* Given passage *
*** Begin section ***

# chicken on a stick



## mazarmy (Feb 19, 2009)

up until this point ive never brought those grabits chicken on a stick things you get in corner shops as ive always thought they are made of rubbish....just popped to naffi quick as ran outa milk and reali fancied some meat so picked 1 up.

im a changed women,nicest thing ever! pure 100% chicken,onli 94kcal,17g protein and onli 1g fat! a perfect protein snack!!!!!

had to share this,well worth buying,beats protein bars 4 a change!


----------



## Robbyg (Feb 25, 2008)

Sounds nice that to me shame theres no Naffi near me


----------



## mazarmy (Feb 19, 2009)

everywhere sells them im sure!

i think im well to easily pleased!


----------



## Goose (Jan 29, 2009)

Is that what they call.. Chicken Satay thingy majiggys?


----------



## mazarmy (Feb 19, 2009)

yea in the foil package for extra freshness!

no seriously im stocking my fridge up on these! saves cooking chicken aswell can just put in a sandwich! ohh the possibilities are endless!


----------



## MarkM (Sep 24, 2008)

Had them before, quite nice, dead salty though.


----------



## «Fatman« (Jul 7, 2008)

Nutrition Facts

Serving Size: 75g

Amount per Serving

Calories 97 Calories from Fat 1

% Daily Value *

Total Fat 1.8g	3%

Saturated Fat 0.5g	2%

Sodium 0.4mg	0%

Total Carbohydrate 3.8g	1%

Dietary Fiber 0g	0%

Sugars 2.6g

Protein 16.4g	33%

Est. Percent of Calories from:

Fat 16.7% Carbs 15.7%

Protein 67.6%


----------



## dazsmith69 (Oct 29, 2009)

i eat one of these a day, very very nice, and great source of protein.


----------



## sizar (Nov 13, 2008)

where can you get these things from ? lol


----------



## blutak (Jul 6, 2009)

some supermarkets but i get mine from petrol station, in the chilled section. They beat them ass smelling fatty chicken raiders lol!


----------



## SPIKE1982 (Sep 26, 2009)

Been buying em from Morrisons when we do our weekly shop and they are verrrrrryy nice...


----------

*** End section ***

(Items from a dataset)

*** Begin section ***

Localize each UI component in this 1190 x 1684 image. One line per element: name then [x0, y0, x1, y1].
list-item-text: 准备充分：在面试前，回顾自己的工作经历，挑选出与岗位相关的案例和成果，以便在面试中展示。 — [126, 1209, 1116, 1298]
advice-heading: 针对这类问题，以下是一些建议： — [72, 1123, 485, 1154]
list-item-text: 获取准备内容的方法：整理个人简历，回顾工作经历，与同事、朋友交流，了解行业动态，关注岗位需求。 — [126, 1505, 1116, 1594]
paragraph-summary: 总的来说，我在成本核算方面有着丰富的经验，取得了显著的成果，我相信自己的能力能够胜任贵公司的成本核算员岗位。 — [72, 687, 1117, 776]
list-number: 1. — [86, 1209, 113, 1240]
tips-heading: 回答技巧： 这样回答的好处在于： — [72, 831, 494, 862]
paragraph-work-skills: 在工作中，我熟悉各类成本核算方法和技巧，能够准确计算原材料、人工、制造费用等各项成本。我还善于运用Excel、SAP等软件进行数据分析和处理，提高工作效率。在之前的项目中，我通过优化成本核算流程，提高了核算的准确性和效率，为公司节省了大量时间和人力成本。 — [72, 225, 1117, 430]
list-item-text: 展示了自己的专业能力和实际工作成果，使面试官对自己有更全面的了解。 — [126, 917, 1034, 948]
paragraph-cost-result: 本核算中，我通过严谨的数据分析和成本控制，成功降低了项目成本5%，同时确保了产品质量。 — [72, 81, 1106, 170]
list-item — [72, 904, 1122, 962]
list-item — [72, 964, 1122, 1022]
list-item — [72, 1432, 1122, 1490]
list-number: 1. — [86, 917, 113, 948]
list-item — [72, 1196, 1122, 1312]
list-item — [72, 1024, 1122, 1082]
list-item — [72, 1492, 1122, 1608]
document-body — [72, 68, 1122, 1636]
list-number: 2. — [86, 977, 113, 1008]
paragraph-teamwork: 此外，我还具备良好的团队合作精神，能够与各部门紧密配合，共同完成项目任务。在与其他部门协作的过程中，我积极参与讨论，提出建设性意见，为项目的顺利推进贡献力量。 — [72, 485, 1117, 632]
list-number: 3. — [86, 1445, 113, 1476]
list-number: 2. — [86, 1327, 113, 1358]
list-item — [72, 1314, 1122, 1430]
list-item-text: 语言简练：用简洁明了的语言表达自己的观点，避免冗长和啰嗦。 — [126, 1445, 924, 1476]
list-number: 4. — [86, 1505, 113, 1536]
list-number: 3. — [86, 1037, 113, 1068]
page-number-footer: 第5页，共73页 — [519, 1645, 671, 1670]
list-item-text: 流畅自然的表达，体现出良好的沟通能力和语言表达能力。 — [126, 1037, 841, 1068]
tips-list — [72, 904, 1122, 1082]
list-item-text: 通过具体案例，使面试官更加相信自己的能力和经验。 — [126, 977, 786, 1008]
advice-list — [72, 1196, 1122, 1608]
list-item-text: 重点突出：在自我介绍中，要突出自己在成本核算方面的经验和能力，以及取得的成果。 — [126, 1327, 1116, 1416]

*** End section ***

* Your goal *
Retype, word for word, the portion of the chicken-on-a-stick thread that begins with the words "Sounds nice that" and ends with "to easily pleased!".

* Response below *
Sounds nice that to me shame theres no Naffi near me


----------



## mazarmy (Feb 19, 2009)

everywhere sells them im sure!

i think im well to easily pleased!